■ WORK TO DO: Gather up the lines that contain "psixologiyaning".

━━━━━━━━━━

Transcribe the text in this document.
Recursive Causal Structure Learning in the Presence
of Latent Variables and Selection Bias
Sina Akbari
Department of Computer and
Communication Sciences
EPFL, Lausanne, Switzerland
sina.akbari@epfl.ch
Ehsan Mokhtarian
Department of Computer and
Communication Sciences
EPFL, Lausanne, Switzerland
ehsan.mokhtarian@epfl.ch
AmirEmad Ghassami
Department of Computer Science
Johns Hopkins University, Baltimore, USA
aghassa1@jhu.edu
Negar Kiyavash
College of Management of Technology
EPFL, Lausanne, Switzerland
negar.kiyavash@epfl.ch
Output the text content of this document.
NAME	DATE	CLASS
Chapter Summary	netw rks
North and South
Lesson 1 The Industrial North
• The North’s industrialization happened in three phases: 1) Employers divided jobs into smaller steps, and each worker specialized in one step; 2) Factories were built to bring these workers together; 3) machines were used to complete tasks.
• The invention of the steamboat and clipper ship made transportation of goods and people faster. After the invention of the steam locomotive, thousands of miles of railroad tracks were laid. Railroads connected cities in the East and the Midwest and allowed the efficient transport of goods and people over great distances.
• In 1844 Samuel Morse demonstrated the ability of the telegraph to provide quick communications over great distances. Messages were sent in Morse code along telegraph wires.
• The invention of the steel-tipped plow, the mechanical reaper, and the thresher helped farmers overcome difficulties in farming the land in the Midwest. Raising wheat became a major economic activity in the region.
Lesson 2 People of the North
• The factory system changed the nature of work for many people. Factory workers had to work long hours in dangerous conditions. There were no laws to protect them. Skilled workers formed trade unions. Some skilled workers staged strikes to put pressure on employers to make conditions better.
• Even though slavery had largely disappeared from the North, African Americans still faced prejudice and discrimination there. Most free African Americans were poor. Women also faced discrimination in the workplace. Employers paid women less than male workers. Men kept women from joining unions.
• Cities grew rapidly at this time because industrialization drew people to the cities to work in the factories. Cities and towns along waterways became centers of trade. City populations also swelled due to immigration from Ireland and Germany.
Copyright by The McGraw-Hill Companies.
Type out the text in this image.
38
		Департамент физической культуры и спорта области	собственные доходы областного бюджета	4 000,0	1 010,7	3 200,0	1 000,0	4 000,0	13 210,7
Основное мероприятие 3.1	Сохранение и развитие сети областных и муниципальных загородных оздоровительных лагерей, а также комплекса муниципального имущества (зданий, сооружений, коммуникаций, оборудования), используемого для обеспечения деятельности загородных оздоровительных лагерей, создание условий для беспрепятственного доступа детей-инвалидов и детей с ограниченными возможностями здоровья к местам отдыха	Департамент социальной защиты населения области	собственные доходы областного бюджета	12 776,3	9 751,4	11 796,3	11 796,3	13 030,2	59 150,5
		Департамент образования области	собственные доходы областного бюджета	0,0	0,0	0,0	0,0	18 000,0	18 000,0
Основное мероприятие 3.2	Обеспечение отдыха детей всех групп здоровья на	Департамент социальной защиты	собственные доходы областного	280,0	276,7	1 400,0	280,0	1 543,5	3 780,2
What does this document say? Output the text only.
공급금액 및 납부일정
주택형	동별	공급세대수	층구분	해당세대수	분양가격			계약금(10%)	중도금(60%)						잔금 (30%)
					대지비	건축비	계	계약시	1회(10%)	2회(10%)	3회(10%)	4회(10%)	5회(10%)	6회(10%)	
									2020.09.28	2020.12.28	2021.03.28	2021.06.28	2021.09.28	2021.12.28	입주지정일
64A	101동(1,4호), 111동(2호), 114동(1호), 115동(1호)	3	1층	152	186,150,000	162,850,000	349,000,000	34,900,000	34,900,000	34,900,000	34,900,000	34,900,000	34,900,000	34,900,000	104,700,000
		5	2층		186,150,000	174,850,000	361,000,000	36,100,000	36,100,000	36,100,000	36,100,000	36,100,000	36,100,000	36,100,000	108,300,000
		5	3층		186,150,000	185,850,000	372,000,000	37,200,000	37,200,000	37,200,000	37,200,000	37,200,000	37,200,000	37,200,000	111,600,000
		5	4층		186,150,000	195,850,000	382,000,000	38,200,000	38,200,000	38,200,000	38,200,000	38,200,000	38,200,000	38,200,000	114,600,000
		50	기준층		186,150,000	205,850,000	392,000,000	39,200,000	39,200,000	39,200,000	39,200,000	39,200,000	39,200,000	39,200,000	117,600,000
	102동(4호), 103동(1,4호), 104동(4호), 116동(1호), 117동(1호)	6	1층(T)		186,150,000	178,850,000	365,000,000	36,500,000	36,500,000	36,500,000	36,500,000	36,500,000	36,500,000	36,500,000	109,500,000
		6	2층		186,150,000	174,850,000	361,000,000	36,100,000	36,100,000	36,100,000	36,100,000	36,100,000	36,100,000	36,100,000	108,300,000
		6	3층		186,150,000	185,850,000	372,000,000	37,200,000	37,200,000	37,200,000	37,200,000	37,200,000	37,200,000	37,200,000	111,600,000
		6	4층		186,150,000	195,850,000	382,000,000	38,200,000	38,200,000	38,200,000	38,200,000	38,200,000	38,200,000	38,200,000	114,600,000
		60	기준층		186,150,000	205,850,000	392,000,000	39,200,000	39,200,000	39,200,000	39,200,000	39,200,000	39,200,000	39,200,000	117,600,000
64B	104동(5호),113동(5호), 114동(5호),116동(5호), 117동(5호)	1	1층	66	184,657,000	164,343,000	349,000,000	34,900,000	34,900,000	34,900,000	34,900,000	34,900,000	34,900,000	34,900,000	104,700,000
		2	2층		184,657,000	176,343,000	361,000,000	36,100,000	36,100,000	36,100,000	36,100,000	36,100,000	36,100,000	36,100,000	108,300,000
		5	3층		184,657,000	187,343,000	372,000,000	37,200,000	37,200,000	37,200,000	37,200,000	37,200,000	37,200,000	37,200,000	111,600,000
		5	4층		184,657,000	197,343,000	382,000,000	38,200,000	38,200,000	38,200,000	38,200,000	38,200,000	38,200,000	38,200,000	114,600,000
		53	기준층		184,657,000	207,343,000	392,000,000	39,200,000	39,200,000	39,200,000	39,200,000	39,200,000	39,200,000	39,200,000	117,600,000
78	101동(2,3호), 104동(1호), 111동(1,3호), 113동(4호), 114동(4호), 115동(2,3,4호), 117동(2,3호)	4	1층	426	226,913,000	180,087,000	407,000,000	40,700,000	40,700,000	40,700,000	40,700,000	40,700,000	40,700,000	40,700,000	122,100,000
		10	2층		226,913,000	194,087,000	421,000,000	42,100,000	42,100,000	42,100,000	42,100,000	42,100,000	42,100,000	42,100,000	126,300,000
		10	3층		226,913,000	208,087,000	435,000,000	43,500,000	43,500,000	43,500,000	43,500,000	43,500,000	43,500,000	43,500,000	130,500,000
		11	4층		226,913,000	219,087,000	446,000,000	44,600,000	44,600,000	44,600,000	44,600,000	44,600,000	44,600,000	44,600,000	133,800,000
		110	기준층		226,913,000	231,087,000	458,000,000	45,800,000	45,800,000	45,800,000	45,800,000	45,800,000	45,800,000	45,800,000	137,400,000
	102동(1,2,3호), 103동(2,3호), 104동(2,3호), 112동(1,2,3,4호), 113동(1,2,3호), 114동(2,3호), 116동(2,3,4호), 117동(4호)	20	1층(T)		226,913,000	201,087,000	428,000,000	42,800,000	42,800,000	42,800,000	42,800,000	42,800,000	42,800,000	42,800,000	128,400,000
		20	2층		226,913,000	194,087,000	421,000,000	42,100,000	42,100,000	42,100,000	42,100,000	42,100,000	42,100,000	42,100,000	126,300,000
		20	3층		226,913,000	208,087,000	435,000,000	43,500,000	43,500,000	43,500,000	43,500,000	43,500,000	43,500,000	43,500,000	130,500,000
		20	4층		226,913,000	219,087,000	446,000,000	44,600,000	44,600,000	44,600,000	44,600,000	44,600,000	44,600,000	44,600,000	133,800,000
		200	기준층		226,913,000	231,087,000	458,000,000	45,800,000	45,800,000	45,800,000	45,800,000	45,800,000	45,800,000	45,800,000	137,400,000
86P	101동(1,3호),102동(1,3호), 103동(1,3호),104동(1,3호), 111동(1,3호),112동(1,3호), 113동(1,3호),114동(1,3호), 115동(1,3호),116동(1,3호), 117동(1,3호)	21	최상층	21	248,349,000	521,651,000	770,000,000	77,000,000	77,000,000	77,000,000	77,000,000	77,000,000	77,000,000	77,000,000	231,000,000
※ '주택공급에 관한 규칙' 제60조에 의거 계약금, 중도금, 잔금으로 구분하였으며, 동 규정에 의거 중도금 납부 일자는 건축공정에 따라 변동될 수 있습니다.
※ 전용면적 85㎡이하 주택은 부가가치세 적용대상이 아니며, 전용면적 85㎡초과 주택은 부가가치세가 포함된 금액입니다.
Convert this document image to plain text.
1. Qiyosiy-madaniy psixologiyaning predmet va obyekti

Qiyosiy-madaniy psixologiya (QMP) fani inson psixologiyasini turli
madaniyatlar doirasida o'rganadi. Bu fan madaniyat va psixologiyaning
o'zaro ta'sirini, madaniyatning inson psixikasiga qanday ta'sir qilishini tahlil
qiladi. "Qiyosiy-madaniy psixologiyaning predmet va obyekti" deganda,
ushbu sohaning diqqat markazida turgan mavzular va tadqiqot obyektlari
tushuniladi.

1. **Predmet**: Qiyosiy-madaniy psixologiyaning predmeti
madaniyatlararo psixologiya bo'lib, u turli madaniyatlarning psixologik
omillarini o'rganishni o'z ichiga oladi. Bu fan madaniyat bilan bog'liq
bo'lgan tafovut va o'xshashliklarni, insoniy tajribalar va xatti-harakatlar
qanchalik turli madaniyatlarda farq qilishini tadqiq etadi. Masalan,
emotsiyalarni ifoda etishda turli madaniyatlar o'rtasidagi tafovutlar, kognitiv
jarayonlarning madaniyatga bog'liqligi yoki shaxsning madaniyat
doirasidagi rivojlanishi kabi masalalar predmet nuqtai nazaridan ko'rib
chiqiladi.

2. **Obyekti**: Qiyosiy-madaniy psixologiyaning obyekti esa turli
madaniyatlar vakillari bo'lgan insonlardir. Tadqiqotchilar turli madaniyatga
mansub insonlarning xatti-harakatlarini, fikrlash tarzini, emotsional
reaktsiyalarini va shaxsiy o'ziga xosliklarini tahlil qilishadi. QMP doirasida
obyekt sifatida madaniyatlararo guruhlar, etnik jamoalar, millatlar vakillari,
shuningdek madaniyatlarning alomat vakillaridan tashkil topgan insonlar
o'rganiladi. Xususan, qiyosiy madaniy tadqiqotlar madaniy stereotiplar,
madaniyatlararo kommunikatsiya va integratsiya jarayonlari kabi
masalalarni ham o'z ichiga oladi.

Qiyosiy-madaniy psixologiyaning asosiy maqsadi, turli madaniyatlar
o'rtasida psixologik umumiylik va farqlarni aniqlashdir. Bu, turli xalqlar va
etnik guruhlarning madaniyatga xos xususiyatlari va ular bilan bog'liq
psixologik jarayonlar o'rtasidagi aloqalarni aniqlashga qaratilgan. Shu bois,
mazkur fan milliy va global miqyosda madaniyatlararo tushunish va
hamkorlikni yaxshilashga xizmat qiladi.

━━━━━━━━━━

■ TASK RESULT:
1. Qiyosiy-madaniy psixologiyaning predmet va obyekti
madaniyatlar doirasida o'rganadi. Bu fan madaniyat va psixologiyaning
qiladi. "Qiyosiy-madaniy psixologiyaning predmet va obyekti" deganda,
1. **Predmet**: Qiyosiy-madaniy psixologiyaning predmeti
2. **Obyekti**: Qiyosiy-madaniy psixologiyaning obyekti esa turli
Qiyosiy-madaniy psixologiyaning asosiy maqsadi, turli madaniyatlar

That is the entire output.